TEXTE PRÉSENTÉ
-------

Bertrand Blier - Rien ne m'a décidé. Ça s'est fait. C'est bizarre. Je suis le premier étonné. Après la sortie de mon dernier film, j'étais un petit peu démoralisé. Je suis allé m'installer à la campagne, en me disant, maintenant le cinéma, ça me gonfle. Je me préparais à me lancer dans un roman. Et j'ai commencé à fouiller dans mes vieilles notes. Par réflexe de paresse, en me disant : le roman peut attendre, je vais voir s'il n'y a pas autre chose. A force de touiller dans mes notes, je suis tombé sur cette réplique qui était sur une page : "Je viens pour vous faire chier". Il y avait juste ça. Net de décoffrage. C'était une vieille idée que j'avais pour un film. Ça n'a l'air de rien mais ça porte beaucoup de choses.
Je me suis dit : tiens, je peux bien perdre un après-midi là-dessus. Puis ça m'a amusé, et j'ai perdu un deuxième après-midi... Mes notes sont souvent faites de choses, comme ça, que j'ai laissé tomber, la force n'étant pas au rendez-vous. Alors je les mets de côté, je les garde. Mais, là, ça marchait, les personnages se sont mis à exister. J'ai trouvé très vite l'histoire, avec Farida
[la femme de ménage dans la pièce]. J'ai su que j'avais une pièce. Je ne savais pas ce qu'il y aurait dedans, mais je savais qu'avec ces deux hommes amoureux d'une même femme, j'avais un thème. On part souvent avec moins que ça. Là, j'avais la liberté d'esprit pour en faire aussi bien du cinéma que de la littérature ou du théâtre. C'est le théâtre qui est venu. Il faut que les choses viennent au moment où elles doivent venir. C'est une pièce qui ne doit rien au calcul. C'est un truc d'amateur. Ce n'est pas une pièce écrite par un auteur dramatique. C'est une pièce écrite par un mec qui s'est dit : tiens, si j'écrivais une pièce.

-------

EXERCICE A
D'après le texte présenté, où Bertrand Blier est-il allé s'installer après la sortie de son dernier film ?

INFORMATIONS FOURNIES
-------

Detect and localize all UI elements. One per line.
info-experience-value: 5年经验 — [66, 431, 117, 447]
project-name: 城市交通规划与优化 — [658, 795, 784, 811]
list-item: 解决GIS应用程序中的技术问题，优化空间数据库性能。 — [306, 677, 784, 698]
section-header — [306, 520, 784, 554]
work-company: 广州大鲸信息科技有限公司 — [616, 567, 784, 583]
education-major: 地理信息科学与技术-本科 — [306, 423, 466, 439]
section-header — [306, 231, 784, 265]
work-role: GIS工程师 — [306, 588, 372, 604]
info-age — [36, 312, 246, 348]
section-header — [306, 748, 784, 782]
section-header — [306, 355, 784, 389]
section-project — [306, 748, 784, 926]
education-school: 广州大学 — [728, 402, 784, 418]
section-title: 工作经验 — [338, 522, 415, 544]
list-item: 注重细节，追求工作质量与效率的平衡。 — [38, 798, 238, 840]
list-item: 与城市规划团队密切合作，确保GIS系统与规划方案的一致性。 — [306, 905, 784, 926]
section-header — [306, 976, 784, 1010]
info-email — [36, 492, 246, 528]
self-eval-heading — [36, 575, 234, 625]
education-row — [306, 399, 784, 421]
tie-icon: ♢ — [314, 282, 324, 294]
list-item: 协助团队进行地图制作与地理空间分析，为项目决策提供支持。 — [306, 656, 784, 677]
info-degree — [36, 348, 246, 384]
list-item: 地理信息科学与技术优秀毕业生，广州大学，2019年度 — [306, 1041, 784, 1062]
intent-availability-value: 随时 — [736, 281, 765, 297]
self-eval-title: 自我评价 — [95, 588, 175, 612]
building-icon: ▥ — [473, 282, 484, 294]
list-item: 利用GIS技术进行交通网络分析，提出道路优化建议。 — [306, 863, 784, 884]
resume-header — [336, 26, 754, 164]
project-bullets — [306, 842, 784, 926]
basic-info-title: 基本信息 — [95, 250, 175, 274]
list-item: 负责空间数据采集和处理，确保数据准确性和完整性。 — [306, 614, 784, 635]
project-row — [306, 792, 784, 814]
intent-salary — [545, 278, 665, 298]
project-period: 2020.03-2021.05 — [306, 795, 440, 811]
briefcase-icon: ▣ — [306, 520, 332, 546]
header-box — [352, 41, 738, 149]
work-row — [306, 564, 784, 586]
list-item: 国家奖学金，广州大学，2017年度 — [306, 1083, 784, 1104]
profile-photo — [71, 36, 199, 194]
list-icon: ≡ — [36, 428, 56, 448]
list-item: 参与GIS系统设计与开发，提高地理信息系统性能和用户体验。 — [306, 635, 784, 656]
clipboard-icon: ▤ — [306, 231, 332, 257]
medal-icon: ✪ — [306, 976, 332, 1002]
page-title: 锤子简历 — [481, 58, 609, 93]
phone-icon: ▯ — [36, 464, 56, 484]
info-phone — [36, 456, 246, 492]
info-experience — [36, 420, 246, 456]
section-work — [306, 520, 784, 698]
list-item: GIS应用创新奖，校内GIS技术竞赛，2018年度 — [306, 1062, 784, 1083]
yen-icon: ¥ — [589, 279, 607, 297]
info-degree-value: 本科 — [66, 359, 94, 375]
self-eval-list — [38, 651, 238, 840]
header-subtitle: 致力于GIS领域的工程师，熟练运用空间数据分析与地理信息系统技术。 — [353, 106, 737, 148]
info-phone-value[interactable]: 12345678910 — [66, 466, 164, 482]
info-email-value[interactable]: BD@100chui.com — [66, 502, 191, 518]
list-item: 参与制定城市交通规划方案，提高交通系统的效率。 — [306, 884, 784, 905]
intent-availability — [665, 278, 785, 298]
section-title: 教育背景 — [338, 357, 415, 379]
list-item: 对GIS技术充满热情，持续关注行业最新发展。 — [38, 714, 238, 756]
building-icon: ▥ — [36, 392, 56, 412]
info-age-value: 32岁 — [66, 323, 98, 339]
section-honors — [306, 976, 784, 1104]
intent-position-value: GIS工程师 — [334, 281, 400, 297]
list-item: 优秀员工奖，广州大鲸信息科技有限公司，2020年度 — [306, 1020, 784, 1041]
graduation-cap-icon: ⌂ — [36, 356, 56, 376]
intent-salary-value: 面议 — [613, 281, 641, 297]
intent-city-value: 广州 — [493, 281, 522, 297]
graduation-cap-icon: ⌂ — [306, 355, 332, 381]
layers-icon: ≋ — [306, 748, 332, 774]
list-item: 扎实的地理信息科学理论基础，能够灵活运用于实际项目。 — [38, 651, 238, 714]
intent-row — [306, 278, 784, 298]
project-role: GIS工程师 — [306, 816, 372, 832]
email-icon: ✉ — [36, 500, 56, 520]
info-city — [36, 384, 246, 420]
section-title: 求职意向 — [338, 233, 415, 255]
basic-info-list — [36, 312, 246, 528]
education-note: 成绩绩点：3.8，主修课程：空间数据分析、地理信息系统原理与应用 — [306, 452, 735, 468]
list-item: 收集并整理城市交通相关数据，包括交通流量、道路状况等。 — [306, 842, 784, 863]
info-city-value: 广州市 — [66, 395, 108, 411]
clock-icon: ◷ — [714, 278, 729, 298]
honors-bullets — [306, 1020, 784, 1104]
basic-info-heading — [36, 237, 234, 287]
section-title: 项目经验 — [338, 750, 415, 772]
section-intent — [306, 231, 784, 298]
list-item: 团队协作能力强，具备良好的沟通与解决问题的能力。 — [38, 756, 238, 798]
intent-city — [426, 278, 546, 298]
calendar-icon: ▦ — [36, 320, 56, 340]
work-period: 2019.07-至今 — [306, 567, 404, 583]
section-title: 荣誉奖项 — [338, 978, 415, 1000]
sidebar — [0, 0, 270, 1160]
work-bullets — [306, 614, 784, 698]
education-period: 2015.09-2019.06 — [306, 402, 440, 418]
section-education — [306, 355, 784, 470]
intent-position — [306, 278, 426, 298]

-------

EXERCICE B
Recopiez mot pour mot les enregistrements, en partant de leur toute première ligne et en allant jusqu'à la ligne qui contient « info-age — [36, 312, 246, 348] », cette dernière incluse.

SOLUTION COMPLÈTE A
Il est allé s'installer à la campagne.

SOLUTION COMPLÈTE B
Detect and localize all UI elements. One per line.
info-experience-value: 5年经验 — [66, 431, 117, 447]
project-name: 城市交通规划与优化 — [658, 795, 784, 811]
list-item: 解决GIS应用程序中的技术问题，优化空间数据库性能。 — [306, 677, 784, 698]
section-header — [306, 520, 784, 554]
work-company: 广州大鲸信息科技有限公司 — [616, 567, 784, 583]
education-major: 地理信息科学与技术-本科 — [306, 423, 466, 439]
section-header — [306, 231, 784, 265]
work-role: GIS工程师 — [306, 588, 372, 604]
info-age — [36, 312, 246, 348]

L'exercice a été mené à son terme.